GIVEN REQUEST.
Copy out each line that mentions the word "JSON".
(begin)
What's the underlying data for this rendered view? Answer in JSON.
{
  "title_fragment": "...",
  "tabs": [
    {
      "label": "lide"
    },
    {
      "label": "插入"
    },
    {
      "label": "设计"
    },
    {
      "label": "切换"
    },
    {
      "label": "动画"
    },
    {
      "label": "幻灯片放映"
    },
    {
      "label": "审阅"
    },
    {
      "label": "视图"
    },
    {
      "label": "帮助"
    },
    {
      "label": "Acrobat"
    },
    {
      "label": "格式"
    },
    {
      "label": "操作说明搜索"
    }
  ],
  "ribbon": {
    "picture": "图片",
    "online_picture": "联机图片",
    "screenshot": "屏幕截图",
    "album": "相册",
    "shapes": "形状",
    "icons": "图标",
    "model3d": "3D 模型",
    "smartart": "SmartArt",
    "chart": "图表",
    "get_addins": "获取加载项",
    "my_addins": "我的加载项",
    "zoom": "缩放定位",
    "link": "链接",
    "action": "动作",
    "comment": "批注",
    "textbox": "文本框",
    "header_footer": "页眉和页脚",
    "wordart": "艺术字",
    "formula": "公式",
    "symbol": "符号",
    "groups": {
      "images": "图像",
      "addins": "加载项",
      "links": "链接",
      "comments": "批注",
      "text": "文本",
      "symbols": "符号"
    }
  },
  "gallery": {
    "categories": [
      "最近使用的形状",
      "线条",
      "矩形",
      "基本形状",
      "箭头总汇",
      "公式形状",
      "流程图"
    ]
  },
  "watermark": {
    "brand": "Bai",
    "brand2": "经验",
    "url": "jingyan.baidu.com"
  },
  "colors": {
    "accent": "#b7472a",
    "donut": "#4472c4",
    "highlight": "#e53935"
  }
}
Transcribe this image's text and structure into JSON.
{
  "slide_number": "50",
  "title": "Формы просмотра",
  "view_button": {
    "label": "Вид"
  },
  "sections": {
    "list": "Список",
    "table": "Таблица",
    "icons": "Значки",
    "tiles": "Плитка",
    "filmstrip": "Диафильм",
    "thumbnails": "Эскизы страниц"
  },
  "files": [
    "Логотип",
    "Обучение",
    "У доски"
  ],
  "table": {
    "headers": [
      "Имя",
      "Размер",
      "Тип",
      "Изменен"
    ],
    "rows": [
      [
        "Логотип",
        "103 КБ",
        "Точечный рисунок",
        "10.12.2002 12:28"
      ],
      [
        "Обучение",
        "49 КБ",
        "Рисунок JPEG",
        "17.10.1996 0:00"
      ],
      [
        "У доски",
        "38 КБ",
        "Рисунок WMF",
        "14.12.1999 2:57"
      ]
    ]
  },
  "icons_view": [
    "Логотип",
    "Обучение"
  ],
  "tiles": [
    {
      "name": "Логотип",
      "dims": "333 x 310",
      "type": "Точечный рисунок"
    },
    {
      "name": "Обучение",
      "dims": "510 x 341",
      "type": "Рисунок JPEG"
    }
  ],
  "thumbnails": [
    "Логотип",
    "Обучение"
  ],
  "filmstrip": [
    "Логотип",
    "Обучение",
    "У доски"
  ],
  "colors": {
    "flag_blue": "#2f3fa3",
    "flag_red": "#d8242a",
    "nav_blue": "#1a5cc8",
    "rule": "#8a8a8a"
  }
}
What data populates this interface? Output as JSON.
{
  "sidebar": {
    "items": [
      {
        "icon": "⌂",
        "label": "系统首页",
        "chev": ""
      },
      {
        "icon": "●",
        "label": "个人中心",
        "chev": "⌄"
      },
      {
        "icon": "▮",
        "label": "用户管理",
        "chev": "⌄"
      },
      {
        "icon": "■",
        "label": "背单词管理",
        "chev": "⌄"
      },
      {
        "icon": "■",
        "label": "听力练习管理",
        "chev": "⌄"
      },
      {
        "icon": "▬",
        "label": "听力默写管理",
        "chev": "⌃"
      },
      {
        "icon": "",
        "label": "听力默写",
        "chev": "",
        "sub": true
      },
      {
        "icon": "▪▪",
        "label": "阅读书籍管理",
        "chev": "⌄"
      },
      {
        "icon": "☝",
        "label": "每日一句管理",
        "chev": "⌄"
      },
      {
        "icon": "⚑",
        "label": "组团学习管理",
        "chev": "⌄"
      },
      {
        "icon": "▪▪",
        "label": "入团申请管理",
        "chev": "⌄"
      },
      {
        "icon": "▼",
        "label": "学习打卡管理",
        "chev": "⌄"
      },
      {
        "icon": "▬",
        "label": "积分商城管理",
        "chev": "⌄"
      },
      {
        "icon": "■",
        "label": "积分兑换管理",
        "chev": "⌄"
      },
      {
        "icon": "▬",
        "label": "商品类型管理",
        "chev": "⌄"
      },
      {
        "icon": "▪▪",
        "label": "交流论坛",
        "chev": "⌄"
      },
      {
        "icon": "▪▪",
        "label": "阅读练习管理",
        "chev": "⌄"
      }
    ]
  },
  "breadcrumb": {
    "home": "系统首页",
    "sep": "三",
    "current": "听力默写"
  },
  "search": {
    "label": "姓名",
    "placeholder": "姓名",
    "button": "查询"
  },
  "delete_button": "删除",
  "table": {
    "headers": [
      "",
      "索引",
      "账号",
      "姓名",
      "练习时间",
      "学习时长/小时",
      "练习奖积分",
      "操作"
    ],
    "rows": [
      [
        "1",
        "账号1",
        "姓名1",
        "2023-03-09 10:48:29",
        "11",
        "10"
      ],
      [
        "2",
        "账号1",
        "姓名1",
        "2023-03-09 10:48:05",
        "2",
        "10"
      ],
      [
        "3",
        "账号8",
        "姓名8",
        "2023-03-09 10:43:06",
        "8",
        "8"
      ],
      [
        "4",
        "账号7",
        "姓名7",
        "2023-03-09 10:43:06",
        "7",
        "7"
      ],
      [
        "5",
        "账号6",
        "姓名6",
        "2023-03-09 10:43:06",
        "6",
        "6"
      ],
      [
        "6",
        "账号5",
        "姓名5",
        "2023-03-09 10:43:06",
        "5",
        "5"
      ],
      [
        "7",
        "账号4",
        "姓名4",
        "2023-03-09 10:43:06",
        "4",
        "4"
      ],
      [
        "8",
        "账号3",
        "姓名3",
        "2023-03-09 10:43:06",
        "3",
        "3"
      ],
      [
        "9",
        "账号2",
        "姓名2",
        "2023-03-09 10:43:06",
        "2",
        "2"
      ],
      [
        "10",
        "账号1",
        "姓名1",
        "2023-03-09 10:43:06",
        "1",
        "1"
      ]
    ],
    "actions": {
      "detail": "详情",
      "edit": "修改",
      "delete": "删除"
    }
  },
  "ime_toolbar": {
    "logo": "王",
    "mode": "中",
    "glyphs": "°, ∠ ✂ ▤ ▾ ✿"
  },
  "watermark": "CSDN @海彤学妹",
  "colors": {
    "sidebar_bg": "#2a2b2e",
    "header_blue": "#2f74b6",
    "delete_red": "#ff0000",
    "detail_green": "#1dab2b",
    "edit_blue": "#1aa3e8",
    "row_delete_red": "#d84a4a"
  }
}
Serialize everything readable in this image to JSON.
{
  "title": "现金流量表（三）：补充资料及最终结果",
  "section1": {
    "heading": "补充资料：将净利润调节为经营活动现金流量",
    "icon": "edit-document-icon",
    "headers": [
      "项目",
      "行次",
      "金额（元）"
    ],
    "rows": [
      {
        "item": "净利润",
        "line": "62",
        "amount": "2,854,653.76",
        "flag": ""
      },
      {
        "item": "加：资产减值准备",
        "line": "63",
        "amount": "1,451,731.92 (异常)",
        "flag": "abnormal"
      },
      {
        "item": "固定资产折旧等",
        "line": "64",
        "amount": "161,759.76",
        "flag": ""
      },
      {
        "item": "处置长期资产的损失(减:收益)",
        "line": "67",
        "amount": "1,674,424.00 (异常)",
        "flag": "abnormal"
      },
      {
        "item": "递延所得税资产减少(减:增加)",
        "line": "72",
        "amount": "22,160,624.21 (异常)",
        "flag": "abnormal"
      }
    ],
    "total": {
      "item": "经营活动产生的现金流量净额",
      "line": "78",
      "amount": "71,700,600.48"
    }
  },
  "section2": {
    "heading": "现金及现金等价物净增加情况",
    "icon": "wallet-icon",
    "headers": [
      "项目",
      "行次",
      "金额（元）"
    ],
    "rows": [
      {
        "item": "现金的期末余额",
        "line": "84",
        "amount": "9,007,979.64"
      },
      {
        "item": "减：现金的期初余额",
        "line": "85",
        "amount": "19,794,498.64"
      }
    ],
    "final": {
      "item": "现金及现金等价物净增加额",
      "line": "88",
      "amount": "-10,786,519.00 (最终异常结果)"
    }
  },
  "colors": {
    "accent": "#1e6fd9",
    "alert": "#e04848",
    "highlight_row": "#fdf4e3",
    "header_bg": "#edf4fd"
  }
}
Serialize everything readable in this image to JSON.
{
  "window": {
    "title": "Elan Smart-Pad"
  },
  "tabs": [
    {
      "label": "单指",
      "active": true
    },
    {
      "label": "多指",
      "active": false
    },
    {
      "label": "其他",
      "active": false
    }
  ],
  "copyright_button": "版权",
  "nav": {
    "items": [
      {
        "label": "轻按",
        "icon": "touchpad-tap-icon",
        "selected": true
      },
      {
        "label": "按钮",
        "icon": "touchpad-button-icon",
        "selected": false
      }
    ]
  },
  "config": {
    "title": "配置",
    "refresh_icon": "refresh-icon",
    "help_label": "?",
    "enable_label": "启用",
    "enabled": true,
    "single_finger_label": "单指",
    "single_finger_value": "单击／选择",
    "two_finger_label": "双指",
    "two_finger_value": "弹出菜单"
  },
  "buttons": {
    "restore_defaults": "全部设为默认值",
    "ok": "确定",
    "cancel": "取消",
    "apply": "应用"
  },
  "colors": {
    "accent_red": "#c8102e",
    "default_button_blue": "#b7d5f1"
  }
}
(end)
REPLY TO THE TASK.
What's the underlying data for this rendered view? Answer in JSON.
Transcribe this image's text and structure into JSON.
What data populates this interface? Output as JSON.
Serialize everything readable in this image to JSON.
Serialize everything readable in this image to JSON.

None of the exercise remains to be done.